# [PROBLEMS TO WORK ON]
#1 Using the article on Germany's Covid-19 tracking app, answer these:
(a) On what date is the lockdown scheduled to end?
(b) Which country has already developed a similar system?
(c) Which better-off nations are named in the tensions over aid?
#2 Rewrite the part of the article on Germany's Covid-19 tracking app that begins at the words "Singapore has already" and stops after "allowed to do.", putting "tougher" in place of "stricter".

# [SUPPLIED PASSAGE]
Privacy-minded Germans wary as Berlin develops nationwide Covid-19 tracking app & calls for EU-wide system

The government is working with developers and testers to get the high-tech tool "to the point that we can bring it into widespread use among the population in the coming days or weeks," Head of the Chancellery Helge Braun told local media on Monday. The app has been billed as one way in which a nationwide shutdown to contain the virus could be eased and eventually lifted. The government has said obligatory face masks in public, as well as a limit on public gatherings, would also help accelerate a return to normalcy. The lockdown is scheduled to end on April 19.
Stressing that it would only be a short-term solution to tracking coronavirus cases, Braun said that the EU “definitely” needs a bloc-wide system. "The worst thing that can happen is that there are many different tracking apps,” he argued.
The plan for an app to track cases in Germany has already come under fire from skeptical citizens. One particularly suspicious observer compared the app to stars of David that Jews were forced to wear under Hitler’s rule, adding that it was “scary” to think about how many fellow Germans might be willing to use the program.
A less conspiracy-minded Twitter user noted that the concept seemed bizarre to begin with because a large portion of at-risk elderly people don’t even own smartphones.
Singapore has already developed a similar system which notifies users if they have been in the vicinity of someone who has tested positive for the virus. However, Europe has much stricter data privacy laws which could place limitations on what developers — and governments — are allowed to do.
If the bloc does adopt a single app, it would mark a noticeable turn-around from Europe’s every-man-for-himself approach to the health crisis so far. Creating a unified front to combat the pandemic has proven extremely difficult for Brussels. Plans to provide aid to hard-hit states such as Italy and Spain have already caused tensions among better-off nations like Germany and the Netherlands. Discussions about easing border restrictions are also reportedly meeting resistance.

# [RECORDS PROVIDED]
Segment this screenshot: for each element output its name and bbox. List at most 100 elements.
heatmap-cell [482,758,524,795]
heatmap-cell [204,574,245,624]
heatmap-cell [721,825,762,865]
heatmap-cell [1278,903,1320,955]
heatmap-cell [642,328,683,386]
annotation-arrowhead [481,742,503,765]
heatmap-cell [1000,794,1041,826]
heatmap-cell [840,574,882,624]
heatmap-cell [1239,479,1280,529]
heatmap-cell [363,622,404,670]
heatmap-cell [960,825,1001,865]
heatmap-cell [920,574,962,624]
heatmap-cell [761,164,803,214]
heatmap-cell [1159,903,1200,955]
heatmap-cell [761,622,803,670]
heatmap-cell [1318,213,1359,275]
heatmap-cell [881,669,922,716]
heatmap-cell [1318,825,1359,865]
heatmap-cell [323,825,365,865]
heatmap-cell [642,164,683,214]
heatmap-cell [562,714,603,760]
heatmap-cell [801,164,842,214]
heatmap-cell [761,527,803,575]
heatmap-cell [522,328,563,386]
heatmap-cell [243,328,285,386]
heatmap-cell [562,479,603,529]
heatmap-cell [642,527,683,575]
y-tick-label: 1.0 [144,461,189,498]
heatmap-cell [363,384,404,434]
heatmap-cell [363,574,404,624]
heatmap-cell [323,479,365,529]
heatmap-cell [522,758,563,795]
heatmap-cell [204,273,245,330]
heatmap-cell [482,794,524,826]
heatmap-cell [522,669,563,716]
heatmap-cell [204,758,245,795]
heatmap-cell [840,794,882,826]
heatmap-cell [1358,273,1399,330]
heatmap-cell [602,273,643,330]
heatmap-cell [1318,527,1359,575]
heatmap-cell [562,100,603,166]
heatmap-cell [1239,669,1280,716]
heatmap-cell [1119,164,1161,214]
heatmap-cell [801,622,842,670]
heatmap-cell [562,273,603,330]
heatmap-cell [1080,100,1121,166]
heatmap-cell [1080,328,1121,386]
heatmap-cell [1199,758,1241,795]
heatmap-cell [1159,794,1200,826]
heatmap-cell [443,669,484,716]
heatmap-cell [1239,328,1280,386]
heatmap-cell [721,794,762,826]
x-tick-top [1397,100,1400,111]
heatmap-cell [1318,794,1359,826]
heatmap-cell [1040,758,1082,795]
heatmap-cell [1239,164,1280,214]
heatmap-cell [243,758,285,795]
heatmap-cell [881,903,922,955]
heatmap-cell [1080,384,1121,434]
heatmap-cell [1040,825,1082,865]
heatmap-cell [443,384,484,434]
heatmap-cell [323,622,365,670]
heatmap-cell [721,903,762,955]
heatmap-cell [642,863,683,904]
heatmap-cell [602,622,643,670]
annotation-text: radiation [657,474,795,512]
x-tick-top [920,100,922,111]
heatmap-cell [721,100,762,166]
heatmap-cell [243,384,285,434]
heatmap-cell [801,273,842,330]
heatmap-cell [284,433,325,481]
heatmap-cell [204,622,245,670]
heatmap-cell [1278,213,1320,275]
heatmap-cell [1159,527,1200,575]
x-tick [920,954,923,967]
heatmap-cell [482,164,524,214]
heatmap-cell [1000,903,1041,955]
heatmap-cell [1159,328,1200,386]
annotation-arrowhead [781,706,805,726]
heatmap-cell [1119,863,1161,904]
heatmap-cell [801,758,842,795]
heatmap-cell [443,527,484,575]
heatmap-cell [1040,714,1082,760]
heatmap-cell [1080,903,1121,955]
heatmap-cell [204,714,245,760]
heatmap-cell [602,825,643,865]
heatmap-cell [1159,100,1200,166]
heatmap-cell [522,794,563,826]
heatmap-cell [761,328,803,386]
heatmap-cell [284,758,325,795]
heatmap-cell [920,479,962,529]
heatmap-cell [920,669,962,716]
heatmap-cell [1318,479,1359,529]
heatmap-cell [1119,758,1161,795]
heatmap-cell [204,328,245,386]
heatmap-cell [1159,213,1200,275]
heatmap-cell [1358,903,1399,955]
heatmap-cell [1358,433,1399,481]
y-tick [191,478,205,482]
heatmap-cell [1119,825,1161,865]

# [YOUR RESPONSES]
#1
(a) April 19
(b) Singapore
(c) Germany and the Netherlands

#2
Singapore has already developed a similar system which notifies users if they have been in the vicinity of someone who has tested positive for the virus. However, Europe has much tougher data privacy laws which could place limitations on what developers — and governments — are allowed to do.